▶ **What this exercise asks**
a. Translate this sentence from the wheat flowering passage into German: "The timing of flowering is of major importance for plants to optimally adjust their life cycle to diverse environments."
b. Please repeat the section of the wheat flowering passage starting with "In wheat, high-resolution" and going on through "genome-wide association mapping.", copying it word for word.
c. According to the wheat flowering passage, what three pathways control flowering time in cereals?

Genetic dissection of flowering time in wheat by high-density genome-wide association mapping
Wheat (Triticum aestivum L.) is grown worldwide and is one of the most important crops for human nutrition. The timing of flowering is of major importance for plants to optimally adjust their life cycle to diverse environments. QTL mapping studies indicated that flowering time in cereals is a complex trait, which is controlled by three different pathways:
vernalization, photoperiod and earliness per se.
In wheat, high-resolution genome-wide association mapping is now possible, because of the availability of a high density molecular marker chip. The main goal of the proposed project is to investigate the regulation of flowering time in wheat using a genome-wide association mapping approach based on a novel high-density SNP array. In particular, the project aims to (1) investigate the phenotypic variation of flowering time of bread wheat in response to environmental cues in multilocation field trials, (2) study the effects of Ppd alleles on flowering time in a candidate gene approach and (3) determine the genetic architecture of flowering time in wheat in a high-density genome-wide association mapping.

▶ **Study material**

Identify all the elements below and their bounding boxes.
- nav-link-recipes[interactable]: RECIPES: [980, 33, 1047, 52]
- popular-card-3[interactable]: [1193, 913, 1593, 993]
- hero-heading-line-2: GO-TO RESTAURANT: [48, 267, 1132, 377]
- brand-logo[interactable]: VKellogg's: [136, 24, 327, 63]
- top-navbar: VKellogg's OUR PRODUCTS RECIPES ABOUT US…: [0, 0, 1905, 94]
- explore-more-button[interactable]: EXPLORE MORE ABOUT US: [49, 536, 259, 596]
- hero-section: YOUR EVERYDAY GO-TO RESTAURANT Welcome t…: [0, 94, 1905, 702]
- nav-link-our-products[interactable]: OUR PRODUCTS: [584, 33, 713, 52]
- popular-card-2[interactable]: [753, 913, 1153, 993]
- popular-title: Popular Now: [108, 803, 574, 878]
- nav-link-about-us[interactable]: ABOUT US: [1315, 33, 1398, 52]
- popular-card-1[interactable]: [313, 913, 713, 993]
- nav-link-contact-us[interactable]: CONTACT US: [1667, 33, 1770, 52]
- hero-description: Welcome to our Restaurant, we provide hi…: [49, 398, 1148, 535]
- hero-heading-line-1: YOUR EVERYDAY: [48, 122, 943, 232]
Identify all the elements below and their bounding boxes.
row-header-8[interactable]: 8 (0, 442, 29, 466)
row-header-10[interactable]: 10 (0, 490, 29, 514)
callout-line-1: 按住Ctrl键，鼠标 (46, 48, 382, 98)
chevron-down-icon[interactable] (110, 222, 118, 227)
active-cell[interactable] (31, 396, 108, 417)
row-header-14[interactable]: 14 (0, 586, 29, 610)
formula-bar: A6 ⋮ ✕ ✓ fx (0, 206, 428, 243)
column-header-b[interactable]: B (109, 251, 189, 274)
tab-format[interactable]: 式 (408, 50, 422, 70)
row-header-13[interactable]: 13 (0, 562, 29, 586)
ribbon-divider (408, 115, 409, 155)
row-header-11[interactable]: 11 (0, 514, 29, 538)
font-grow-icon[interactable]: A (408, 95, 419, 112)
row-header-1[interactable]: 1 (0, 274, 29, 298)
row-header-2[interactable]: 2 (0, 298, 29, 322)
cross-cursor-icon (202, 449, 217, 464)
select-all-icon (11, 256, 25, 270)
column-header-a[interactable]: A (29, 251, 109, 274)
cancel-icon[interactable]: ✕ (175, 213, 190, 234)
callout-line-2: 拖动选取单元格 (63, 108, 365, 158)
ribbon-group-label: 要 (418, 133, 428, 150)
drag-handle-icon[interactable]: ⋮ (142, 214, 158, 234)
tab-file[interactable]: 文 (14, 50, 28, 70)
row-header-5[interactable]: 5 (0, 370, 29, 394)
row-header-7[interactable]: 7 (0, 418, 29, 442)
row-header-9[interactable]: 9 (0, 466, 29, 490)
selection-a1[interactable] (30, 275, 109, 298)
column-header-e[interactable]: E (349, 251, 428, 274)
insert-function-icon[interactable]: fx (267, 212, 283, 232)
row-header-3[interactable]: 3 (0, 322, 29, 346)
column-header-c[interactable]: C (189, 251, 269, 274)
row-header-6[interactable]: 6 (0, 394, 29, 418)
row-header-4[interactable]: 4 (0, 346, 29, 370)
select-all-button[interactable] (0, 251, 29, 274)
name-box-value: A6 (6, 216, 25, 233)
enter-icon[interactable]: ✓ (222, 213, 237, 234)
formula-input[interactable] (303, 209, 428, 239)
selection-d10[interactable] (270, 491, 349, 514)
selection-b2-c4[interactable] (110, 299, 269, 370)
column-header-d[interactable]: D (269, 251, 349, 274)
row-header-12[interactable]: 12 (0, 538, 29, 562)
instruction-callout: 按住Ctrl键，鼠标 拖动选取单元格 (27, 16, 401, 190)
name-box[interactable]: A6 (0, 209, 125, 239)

▶ **Task-by-task solutions**
a. Der Zeitpunkt der Blüte ist für Pflanzen von großer Bedeutung, um ihren Lebenszyklus optimal an unterschiedliche Umgebungen anzupassen.

b.
In wheat, high-resolution genome-wide association mapping is now possible, because of the availability of a high density molecular marker chip. The main goal of the proposed project is to investigate the regulation of flowering time in wheat using a genome-wide association mapping approach based on a novel high-density SNP array. In particular, the project aims to (1) investigate the phenotypic variation of flowering time of bread wheat in response to environmental cues in multilocation field trials, (2) study the effects of Ppd alleles on flowering time in a candidate gene approach and (3) determine the genetic architecture of flowering time in wheat in a high-density genome-wide association mapping.

c. Vernalization, photoperiod and earliness per se.